__Stated exercise__
From the entries below, extract every line that includes the word "this".

__Recorded information__
--- begin ---
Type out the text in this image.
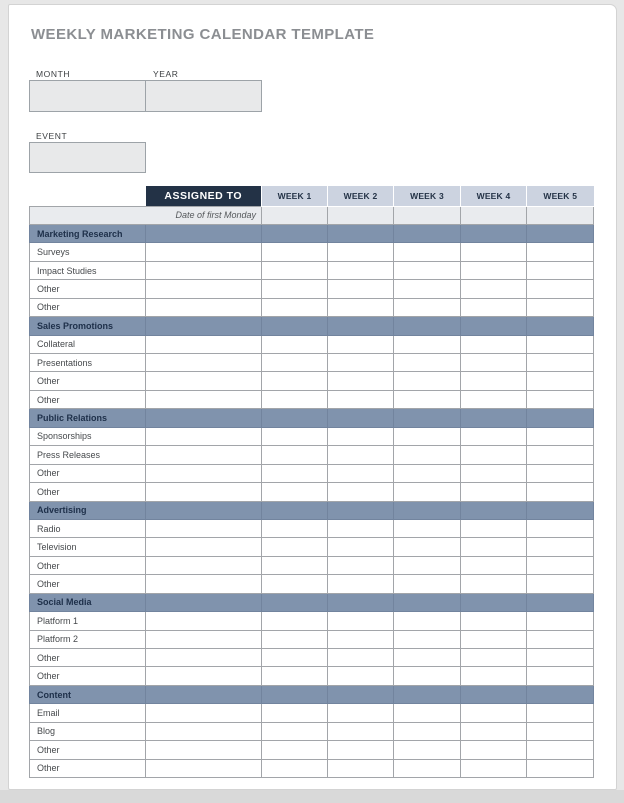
WEEKLY MARKETING CALENDAR TEMPLATE
MONTH	YEAR
EVENT
	ASSIGNED TO	WEEK 1	WEEK 2	WEEK 3	WEEK 4	WEEK 5
Date of first Monday						
Marketing Research						
Surveys						
Impact Studies						
Other						
Other						
Sales Promotions						
Collateral						
Presentations						
Other						
Other						
Public Relations						
Sponsorships						
Press Releases						
Other						
Other						
Advertising						
Radio						
Television						
Other						
Other						
Social Media						
Platform 1						
Platform 2						
Other						
Other						
Content						
Email						
Blog						
Other						
Other						
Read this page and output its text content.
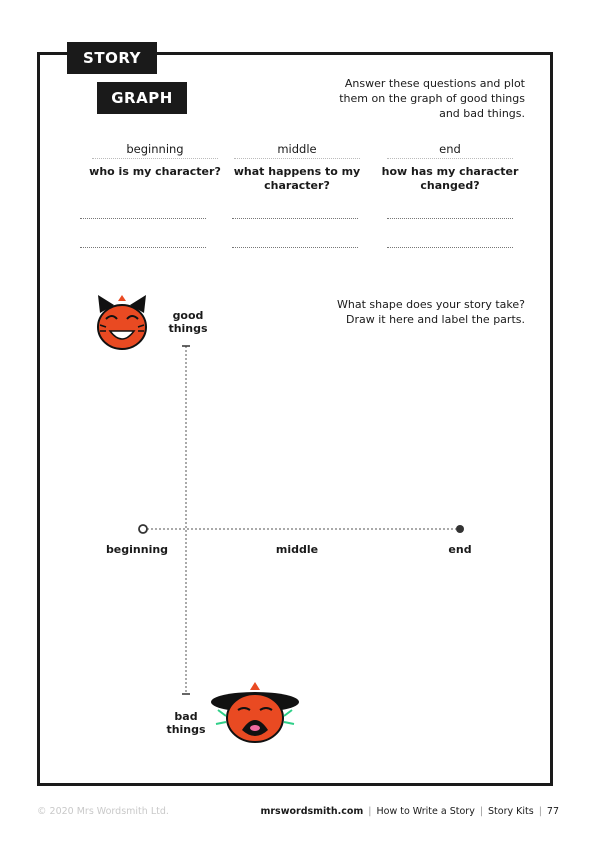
STORY
GRAPH
Answer these questions and plot them on the graph of good things and bad things.
beginning
who is my character?
middle
what happens to my character?
end
how has my character changed?
What shape does your story take? Draw it here and label the parts.
good things
beginning	middle	end
bad things
© 2020 Mrs Wordsmith Ltd.	mrswordsmith.com | How to Write a Story | Story Kits | 77
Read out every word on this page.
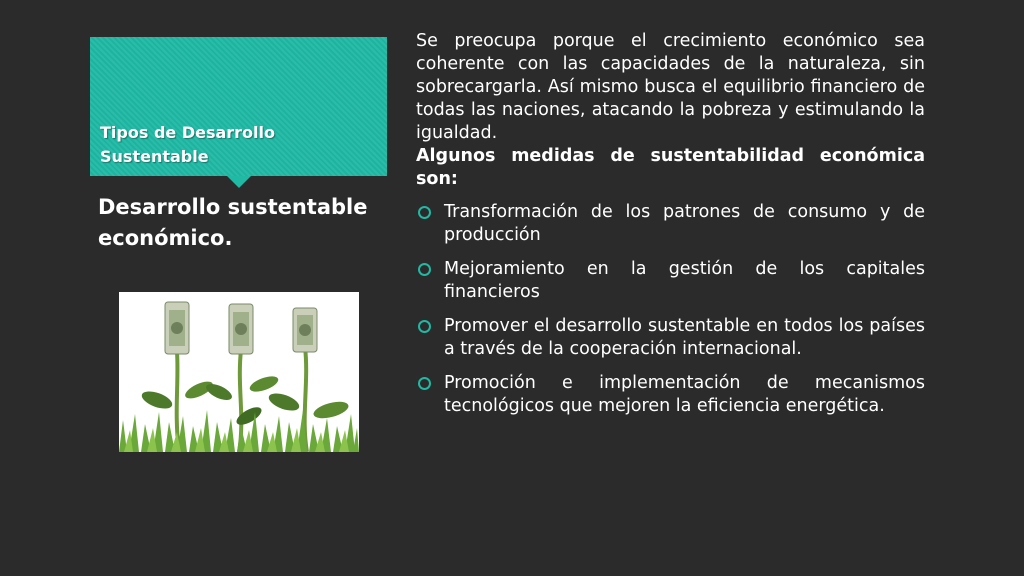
Tipos de Desarrollo Sustentable
Desarrollo sustentable económico.

Se preocupa porque el crecimiento económico sea coherente con las capacidades de la naturaleza, sin sobrecargarla. Así mismo busca el equilibrio financiero de todas las naciones, atacando la pobreza y estimulando la igualdad.

Algunos medidas de sustentabilidad económica son:

Transformación de los patrones de consumo y de producción
Mejoramiento en la gestión de los capitales financieros
Promover el desarrollo sustentable en todos los países a través de la cooperación internacional.
Promoción e implementación de mecanismos tecnológicos que mejoren la eficiencia energética.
--- end ---
__Finished exercise__
Type out the text in this image.
Read this page and output its text content.
Read out every word on this page.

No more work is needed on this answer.